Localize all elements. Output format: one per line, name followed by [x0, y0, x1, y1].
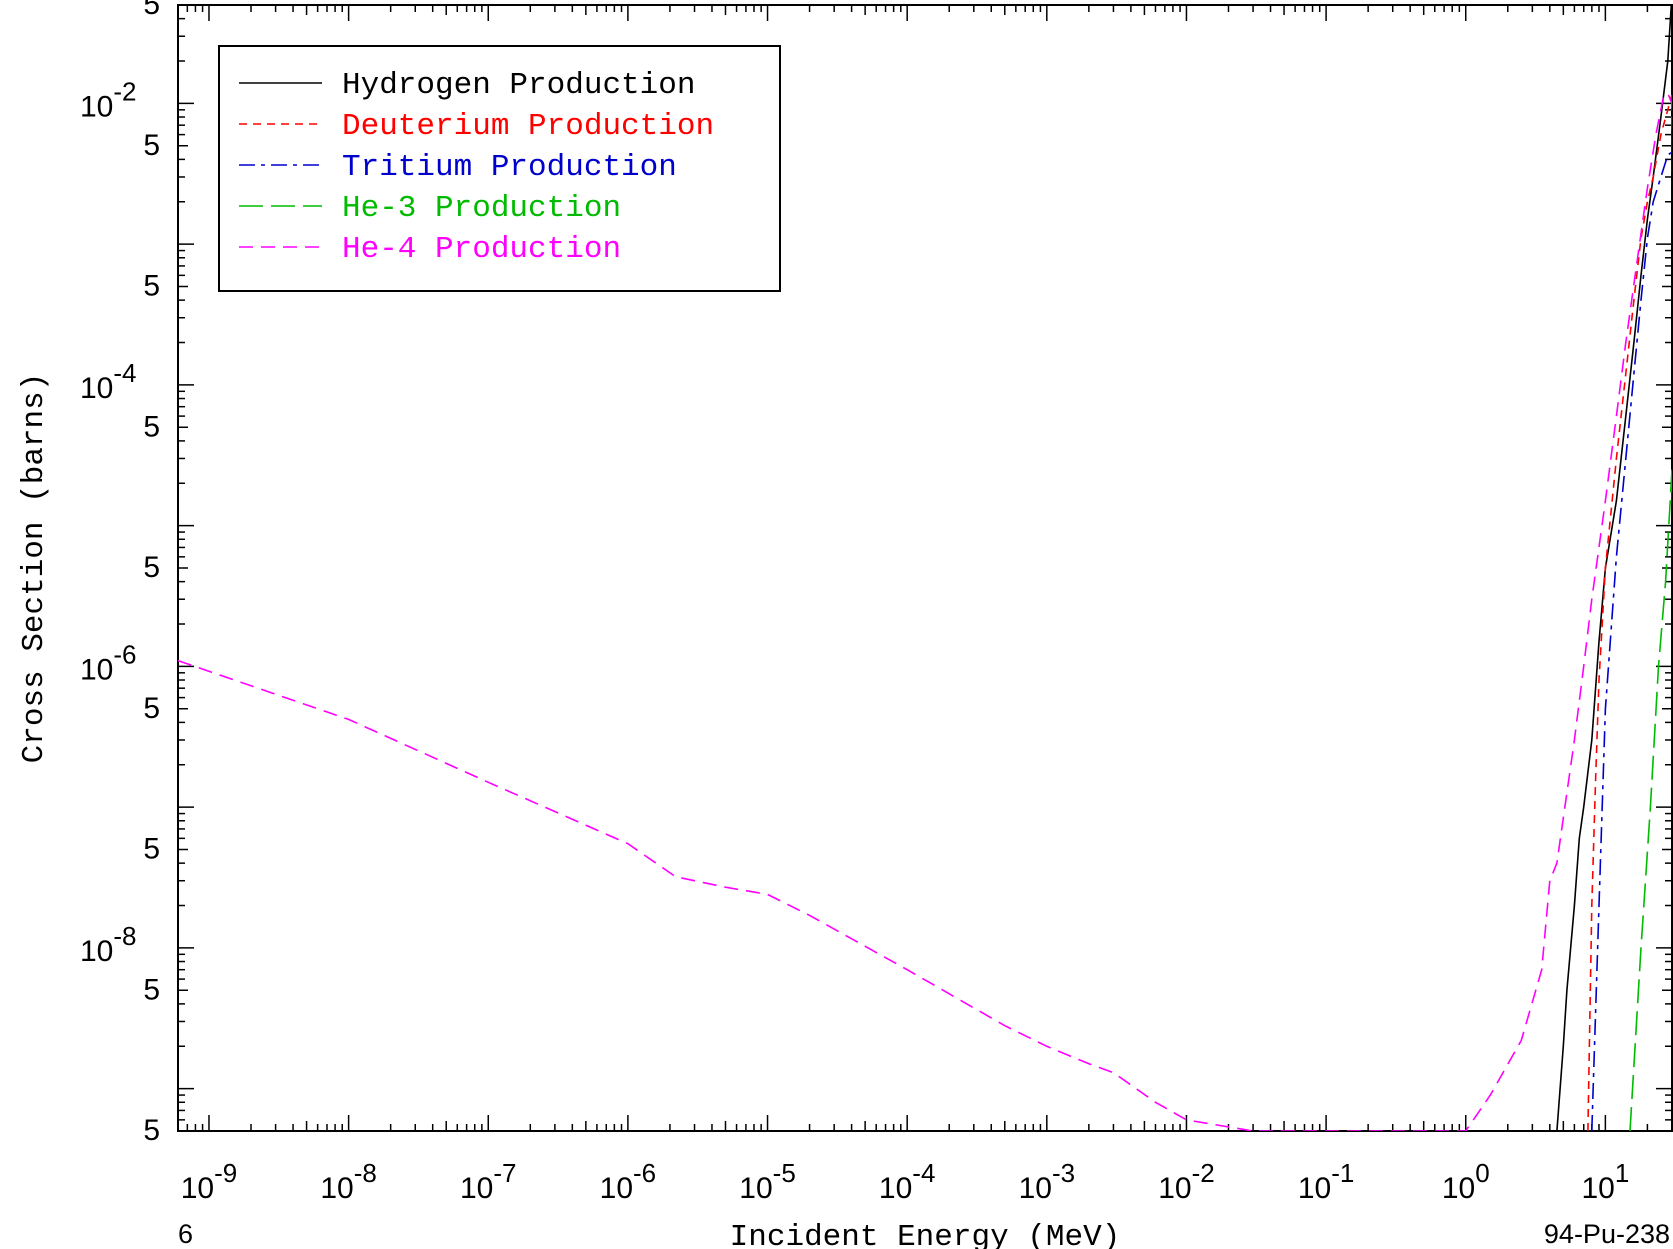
- y-minor-tick-label: 5: [143, 551, 160, 584]
- x-tick-label: 100: [1442, 1158, 1490, 1205]
- legend-label: He-4 Production: [342, 232, 621, 267]
- x-tick-label: 10-6: [600, 1158, 657, 1205]
- y-axis-title: Cross Section (barns): [17, 373, 52, 764]
- y-minor-tick-label: 5: [143, 833, 160, 866]
- x-tick-label: 10-2: [1158, 1158, 1215, 1205]
- series-line-he-3-production: [1629, 469, 1672, 1131]
- axis-ticks: [177, 4, 1673, 1132]
- y-minor-tick-label: 5: [143, 0, 160, 21]
- legend-label: He-3 Production: [342, 191, 621, 226]
- x-tick-label: 10-5: [739, 1158, 796, 1205]
- y-minor-tick-label: 5: [143, 410, 160, 443]
- tick-labels: 10-9 10-8 10-7 10-6 10-5 10-4 10-3 10-2 10-1 100 1…: [80, 0, 1629, 1205]
- series-layer: [178, 5, 1672, 1131]
- legend-label: Tritium Production: [342, 150, 677, 185]
- y-minor-tick-label: 5: [143, 270, 160, 303]
- x-tick-label: 10-3: [1019, 1158, 1076, 1205]
- legend-label: Hydrogen Production: [342, 68, 695, 103]
- legend: Hydrogen Production Deuterium Production T…: [218, 45, 781, 292]
- x-tick-label: 10-9: [181, 1158, 238, 1205]
- y-minor-tick-label: 5: [143, 692, 160, 725]
- legend-box: [218, 45, 781, 292]
- footer-right-label: 94-Pu-238: [1544, 1219, 1670, 1249]
- x-tick-label: 10-1: [1298, 1158, 1355, 1205]
- legend-label: Deuterium Production: [342, 109, 714, 144]
- y-minor-tick-label: 5: [143, 973, 160, 1006]
- x-tick-label: 10-7: [460, 1158, 516, 1205]
- x-tick-label: 10-8: [320, 1158, 377, 1205]
- plot-frame: [177, 4, 1673, 1132]
- series-line-tritium-production: [1591, 151, 1672, 1131]
- y-tick-label: 10-2: [80, 76, 137, 123]
- x-tick-label: 101: [1581, 1158, 1629, 1205]
- series-line-he-4-production: [178, 91, 1672, 1131]
- series-line-deuterium-production: [1587, 94, 1672, 1131]
- x-axis-title: Incident Energy (MeV): [730, 1220, 1121, 1249]
- series-line-hydrogen-production: [1556, 5, 1672, 1131]
- footer-left-label: 6: [178, 1219, 193, 1249]
- y-minor-tick-label: 5: [143, 1114, 160, 1147]
- y-minor-tick-label: 5: [143, 129, 160, 162]
- y-tick-label: 10-4: [80, 358, 137, 405]
- x-tick-label: 10-4: [879, 1158, 936, 1205]
- y-tick-label: 10-8: [80, 921, 137, 968]
- y-tick-label: 10-6: [80, 639, 137, 686]
- legend-items: Hydrogen Production Deuterium Production T…: [239, 68, 714, 267]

============

■ INSTRUCTIONS FOR THE TASK:
Convert the part of the listing that opens with the line containing "- y-minor-tick-label: 5: [143, 551, 160, 584]" and closes with the line containing "- y-minor-tick-label: 5: [143, 410, 160, 443]", both ends included, into a Markdown table with a Row column for the row number and an Entry column for the line. Leave out any blank lines.

■ ANSWER TO THIS PROBLEM:
| Row | Entry |
|---|---|
| 1 | - y-minor-tick-label: 5: [143, 551, 160, 584] |
| 2 | - x-tick-label: 100: [1442, 1158, 1490, 1205] |
| 3 | - legend-label: He-4 Production: [342, 232, 621, 267] |
| 4 | - x-tick-label: 10-6: [600, 1158, 657, 1205] |
| 5 | - y-axis-title: Cross Section (barns): [17, 373, 52, 764] |
| 6 | - y-minor-tick-label: 5: [143, 833, 160, 866] |
| 7 | - x-tick-label: 10-2: [1158, 1158, 1215, 1205] |
| 8 | - series-line-he-3-production: [1629, 469, 1672, 1131] |
| 9 | - axis-ticks: [177, 4, 1673, 1132] |
| 10 | - y-minor-tick-label: 5: [143, 0, 160, 21] |
| 11 | - legend-label: He-3 Production: [342, 191, 621, 226] |
| 12 | - x-tick-label: 10-5: [739, 1158, 796, 1205] |
| 13 | - y-minor-tick-label: 5: [143, 410, 160, 443] |